— Start —
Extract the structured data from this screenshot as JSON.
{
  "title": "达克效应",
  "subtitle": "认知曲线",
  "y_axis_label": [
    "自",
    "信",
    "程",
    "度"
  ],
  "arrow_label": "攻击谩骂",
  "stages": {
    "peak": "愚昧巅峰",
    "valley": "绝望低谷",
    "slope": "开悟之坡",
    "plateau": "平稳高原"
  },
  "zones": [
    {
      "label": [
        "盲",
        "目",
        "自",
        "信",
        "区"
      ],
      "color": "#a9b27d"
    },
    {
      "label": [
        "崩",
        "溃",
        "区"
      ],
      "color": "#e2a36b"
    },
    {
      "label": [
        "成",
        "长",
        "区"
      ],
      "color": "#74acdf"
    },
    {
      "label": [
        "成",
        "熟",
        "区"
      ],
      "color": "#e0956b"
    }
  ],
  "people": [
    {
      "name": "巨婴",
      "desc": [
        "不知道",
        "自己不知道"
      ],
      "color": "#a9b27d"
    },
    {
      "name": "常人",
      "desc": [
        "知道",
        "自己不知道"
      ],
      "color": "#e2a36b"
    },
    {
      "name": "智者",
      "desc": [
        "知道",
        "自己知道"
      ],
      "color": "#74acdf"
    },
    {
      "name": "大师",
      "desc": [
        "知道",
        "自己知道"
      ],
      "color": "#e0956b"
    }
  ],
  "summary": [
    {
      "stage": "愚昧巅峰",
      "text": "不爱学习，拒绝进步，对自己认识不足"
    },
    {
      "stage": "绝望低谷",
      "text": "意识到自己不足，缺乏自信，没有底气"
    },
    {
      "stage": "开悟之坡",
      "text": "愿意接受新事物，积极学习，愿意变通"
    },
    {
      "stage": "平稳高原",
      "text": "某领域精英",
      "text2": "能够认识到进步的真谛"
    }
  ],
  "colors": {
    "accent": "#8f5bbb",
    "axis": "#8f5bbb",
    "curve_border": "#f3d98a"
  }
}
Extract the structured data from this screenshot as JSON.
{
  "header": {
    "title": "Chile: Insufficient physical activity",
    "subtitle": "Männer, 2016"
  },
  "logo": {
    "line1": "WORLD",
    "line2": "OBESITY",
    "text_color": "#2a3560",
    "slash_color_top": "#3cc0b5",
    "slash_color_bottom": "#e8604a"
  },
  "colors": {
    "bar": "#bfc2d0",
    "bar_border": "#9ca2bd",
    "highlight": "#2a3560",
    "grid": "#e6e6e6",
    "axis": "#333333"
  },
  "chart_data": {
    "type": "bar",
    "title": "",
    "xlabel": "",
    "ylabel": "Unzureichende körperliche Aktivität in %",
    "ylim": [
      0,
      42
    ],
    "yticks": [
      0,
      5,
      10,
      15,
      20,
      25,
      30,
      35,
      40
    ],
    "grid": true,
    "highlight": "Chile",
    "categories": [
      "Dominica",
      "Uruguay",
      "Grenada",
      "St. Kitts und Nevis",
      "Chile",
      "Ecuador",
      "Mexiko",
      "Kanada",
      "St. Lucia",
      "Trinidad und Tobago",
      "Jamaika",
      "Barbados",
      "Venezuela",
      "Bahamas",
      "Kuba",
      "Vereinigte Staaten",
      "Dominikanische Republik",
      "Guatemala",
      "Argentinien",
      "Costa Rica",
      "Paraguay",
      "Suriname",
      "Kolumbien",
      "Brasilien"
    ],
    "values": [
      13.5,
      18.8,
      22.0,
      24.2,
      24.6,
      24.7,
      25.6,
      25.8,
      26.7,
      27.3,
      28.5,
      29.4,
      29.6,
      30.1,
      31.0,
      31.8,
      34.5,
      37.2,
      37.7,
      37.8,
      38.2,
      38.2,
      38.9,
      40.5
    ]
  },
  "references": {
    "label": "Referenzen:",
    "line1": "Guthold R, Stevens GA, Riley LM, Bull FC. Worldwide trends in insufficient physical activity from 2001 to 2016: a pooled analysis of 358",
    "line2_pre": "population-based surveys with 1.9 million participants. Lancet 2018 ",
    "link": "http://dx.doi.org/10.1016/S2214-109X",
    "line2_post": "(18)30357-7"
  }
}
— End —
• WORK TO COMPLETE: Copy each line of the data exactly, leaving nothing out.

• WORKED SOLUTION:
Extract the structured data from this screenshot as JSON.
{
  "title": "达克效应",
  "subtitle": "认知曲线",
  "y_axis_label": [
    "自",
    "信",
    "程",
    "度"
  ],
  "arrow_label": "攻击谩骂",
  "stages": {
    "peak": "愚昧巅峰",
    "valley": "绝望低谷",
    "slope": "开悟之坡",
    "plateau": "平稳高原"
  },
  "zones": [
    {
      "label": [
        "盲",
        "目",
        "自",
        "信",
        "区"
      ],
      "color": "#a9b27d"
    },
    {
      "label": [
        "崩",
        "溃",
        "区"
      ],
      "color": "#e2a36b"
    },
    {
      "label": [
        "成",
        "长",
        "区"
      ],
      "color": "#74acdf"
    },
    {
      "label": [
        "成",
        "熟",
        "区"
      ],
      "color": "#e0956b"
    }
  ],
  "people": [
    {
      "name": "巨婴",
      "desc": [
        "不知道",
        "自己不知道"
      ],
      "color": "#a9b27d"
    },
    {
      "name": "常人",
      "desc": [
        "知道",
        "自己不知道"
      ],
      "color": "#e2a36b"
    },
    {
      "name": "智者",
      "desc": [
        "知道",
        "自己知道"
      ],
      "color": "#74acdf"
    },
    {
      "name": "大师",
      "desc": [
        "知道",
        "自己知道"
      ],
      "color": "#e0956b"
    }
  ],
  "summary": [
    {
      "stage": "愚昧巅峰",
      "text": "不爱学习，拒绝进步，对自己认识不足"
    },
    {
      "stage": "绝望低谷",
      "text": "意识到自己不足，缺乏自信，没有底气"
    },
    {
      "stage": "开悟之坡",
      "text": "愿意接受新事物，积极学习，愿意变通"
    },
    {
      "stage": "平稳高原",
      "text": "某领域精英",
      "text2": "能够认识到进步的真谛"
    }
  ],
  "colors": {
    "accent": "#8f5bbb",
    "axis": "#8f5bbb",
    "curve_border": "#f3d98a"
  }
}
Extract the structured data from this screenshot as JSON.
{
  "header": {
    "title": "Chile: Insufficient physical activity",
    "subtitle": "Männer, 2016"
  },
  "logo": {
    "line1": "WORLD",
    "line2": "OBESITY",
    "text_color": "#2a3560",
    "slash_color_top": "#3cc0b5",
    "slash_color_bottom": "#e8604a"
  },
  "colors": {
    "bar": "#bfc2d0",
    "bar_border": "#9ca2bd",
    "highlight": "#2a3560",
    "grid": "#e6e6e6",
    "axis": "#333333"
  },
  "chart_data": {
    "type": "bar",
    "title": "",
    "xlabel": "",
    "ylabel": "Unzureichende körperliche Aktivität in %",
    "ylim": [
      0,
      42
    ],
    "yticks": [
      0,
      5,
      10,
      15,
      20,
      25,
      30,
      35,
      40
    ],
    "grid": true,
    "highlight": "Chile",
    "categories": [
      "Dominica",
      "Uruguay",
      "Grenada",
      "St. Kitts und Nevis",
      "Chile",
      "Ecuador",
      "Mexiko",
      "Kanada",
      "St. Lucia",
      "Trinidad und Tobago",
      "Jamaika",
      "Barbados",
      "Venezuela",
      "Bahamas",
      "Kuba",
      "Vereinigte Staaten",
      "Dominikanische Republik",
      "Guatemala",
      "Argentinien",
      "Costa Rica",
      "Paraguay",
      "Suriname",
      "Kolumbien",
      "Brasilien"
    ],
    "values": [
      13.5,
      18.8,
      22.0,
      24.2,
      24.6,
      24.7,
      25.6,
      25.8,
      26.7,
      27.3,
      28.5,
      29.4,
      29.6,
      30.1,
      31.0,
      31.8,
      34.5,
      37.2,
      37.7,
      37.8,
      38.2,
      38.2,
      38.9,
      40.5
    ]
  },
  "references": {
    "label": "Referenzen:",
    "line1": "Guthold R, Stevens GA, Riley LM, Bull FC. Worldwide trends in insufficient physical activity from 2001 to 2016: a pooled analysis of 358",
    "line2_pre": "population-based surveys with 1.9 million participants. Lancet 2018 ",
    "link": "http://dx.doi.org/10.1016/S2214-109X",
    "line2_post": "(18)30357-7"
  }
}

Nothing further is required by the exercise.